What is expected: Your task is to repeat all of the material exactly.

Record list:
--- --- ---

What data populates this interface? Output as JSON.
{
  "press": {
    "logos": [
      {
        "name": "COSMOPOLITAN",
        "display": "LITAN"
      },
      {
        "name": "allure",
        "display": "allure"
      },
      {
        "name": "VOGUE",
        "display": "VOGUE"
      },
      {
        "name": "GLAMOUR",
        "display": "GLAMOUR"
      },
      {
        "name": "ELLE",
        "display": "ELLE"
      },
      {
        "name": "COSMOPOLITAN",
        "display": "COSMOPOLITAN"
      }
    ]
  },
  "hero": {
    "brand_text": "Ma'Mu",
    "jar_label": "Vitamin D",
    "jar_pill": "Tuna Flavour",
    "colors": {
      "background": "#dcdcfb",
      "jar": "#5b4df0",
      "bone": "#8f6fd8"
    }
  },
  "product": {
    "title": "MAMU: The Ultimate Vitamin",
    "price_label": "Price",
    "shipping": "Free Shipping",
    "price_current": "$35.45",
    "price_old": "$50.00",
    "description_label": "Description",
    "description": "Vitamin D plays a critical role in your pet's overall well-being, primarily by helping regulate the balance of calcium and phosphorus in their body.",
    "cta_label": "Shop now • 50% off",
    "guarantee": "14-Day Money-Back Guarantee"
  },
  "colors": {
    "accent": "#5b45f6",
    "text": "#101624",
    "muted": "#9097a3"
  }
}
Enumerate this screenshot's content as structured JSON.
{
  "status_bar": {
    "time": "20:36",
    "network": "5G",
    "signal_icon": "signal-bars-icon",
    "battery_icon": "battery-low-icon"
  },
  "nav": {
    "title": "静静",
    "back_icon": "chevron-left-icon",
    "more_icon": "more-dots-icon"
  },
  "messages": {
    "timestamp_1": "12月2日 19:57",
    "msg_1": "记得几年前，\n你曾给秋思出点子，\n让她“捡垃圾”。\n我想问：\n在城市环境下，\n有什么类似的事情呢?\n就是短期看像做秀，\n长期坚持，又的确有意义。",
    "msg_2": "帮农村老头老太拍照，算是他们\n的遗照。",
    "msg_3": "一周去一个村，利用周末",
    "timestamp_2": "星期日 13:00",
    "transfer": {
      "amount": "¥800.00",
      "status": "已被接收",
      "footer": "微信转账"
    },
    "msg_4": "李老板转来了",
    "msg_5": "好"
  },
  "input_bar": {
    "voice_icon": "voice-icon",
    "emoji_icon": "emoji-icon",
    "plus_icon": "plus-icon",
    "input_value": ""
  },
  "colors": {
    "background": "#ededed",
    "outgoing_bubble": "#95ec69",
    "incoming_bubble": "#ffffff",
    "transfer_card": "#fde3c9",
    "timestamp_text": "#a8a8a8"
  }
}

--- --- ---

Answer to the task:
What data populates this interface? Output as JSON.
{
  "press": {
    "logos": [
      {
        "name": "COSMOPOLITAN",
        "display": "LITAN"
      },
      {
        "name": "allure",
        "display": "allure"
      },
      {
        "name": "VOGUE",
        "display": "VOGUE"
      },
      {
        "name": "GLAMOUR",
        "display": "GLAMOUR"
      },
      {
        "name": "ELLE",
        "display": "ELLE"
      },
      {
        "name": "COSMOPOLITAN",
        "display": "COSMOPOLITAN"
      }
    ]
  },
  "hero": {
    "brand_text": "Ma'Mu",
    "jar_label": "Vitamin D",
    "jar_pill": "Tuna Flavour",
    "colors": {
      "background": "#dcdcfb",
      "jar": "#5b4df0",
      "bone": "#8f6fd8"
    }
  },
  "product": {
    "title": "MAMU: The Ultimate Vitamin",
    "price_label": "Price",
    "shipping": "Free Shipping",
    "price_current": "$35.45",
    "price_old": "$50.00",
    "description_label": "Description",
    "description": "Vitamin D plays a critical role in your pet's overall well-being, primarily by helping regulate the balance of calcium and phosphorus in their body.",
    "cta_label": "Shop now • 50% off",
    "guarantee": "14-Day Money-Back Guarantee"
  },
  "colors": {
    "accent": "#5b45f6",
    "text": "#101624",
    "muted": "#9097a3"
  }
}
Enumerate this screenshot's content as structured JSON.
{
  "status_bar": {
    "time": "20:36",
    "network": "5G",
    "signal_icon": "signal-bars-icon",
    "battery_icon": "battery-low-icon"
  },
  "nav": {
    "title": "静静",
    "back_icon": "chevron-left-icon",
    "more_icon": "more-dots-icon"
  },
  "messages": {
    "timestamp_1": "12月2日 19:57",
    "msg_1": "记得几年前，\n你曾给秋思出点子，\n让她“捡垃圾”。\n我想问：\n在城市环境下，\n有什么类似的事情呢?\n就是短期看像做秀，\n长期坚持，又的确有意义。",
    "msg_2": "帮农村老头老太拍照，算是他们\n的遗照。",
    "msg_3": "一周去一个村，利用周末",
    "timestamp_2": "星期日 13:00",
    "transfer": {
      "amount": "¥800.00",
      "status": "已被接收",
      "footer": "微信转账"
    },
    "msg_4": "李老板转来了",
    "msg_5": "好"
  },
  "input_bar": {
    "voice_icon": "voice-icon",
    "emoji_icon": "emoji-icon",
    "plus_icon": "plus-icon",
    "input_value": ""
  },
  "colors": {
    "background": "#ededed",
    "outgoing_bubble": "#95ec69",
    "incoming_bubble": "#ffffff",
    "transfer_card": "#fde3c9",
    "timestamp_text": "#a8a8a8"
  }
}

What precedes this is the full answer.